Excerpted data:
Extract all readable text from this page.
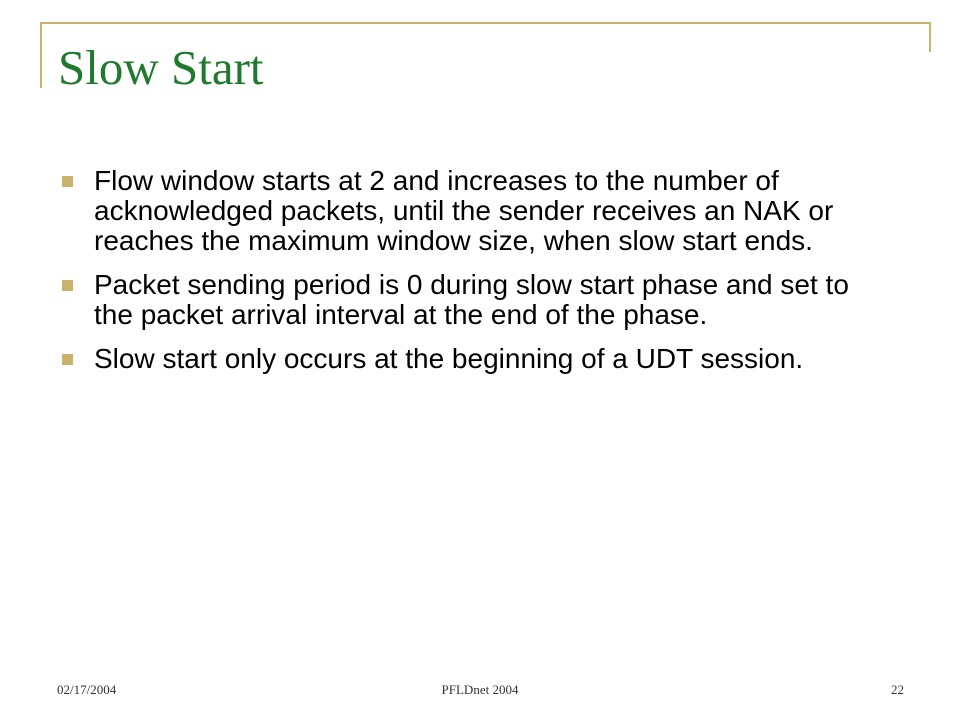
Slow Start
Flow window starts at 2 and increases to the number of acknowledged packets, until the sender receives an NAK or reaches the maximum window size, when slow start ends.
Packet sending period is 0 during slow start phase and set to the packet arrival interval at the end of the phase.
Slow start only occurs at the beginning of a UDT session.
02/17/2004	PFLDnet 2004	22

What you need to do: Leave out the pictures and give the listing above again exactly.

Answer:
Extract all readable text from this page.
Slow Start
Flow window starts at 2 and increases to the number of acknowledged packets, until the sender receives an NAK or reaches the maximum window size, when slow start ends.
Packet sending period is 0 during slow start phase and set to the packet arrival interval at the end of the phase.
Slow start only occurs at the beginning of a UDT session.
02/17/2004	PFLDnet 2004	22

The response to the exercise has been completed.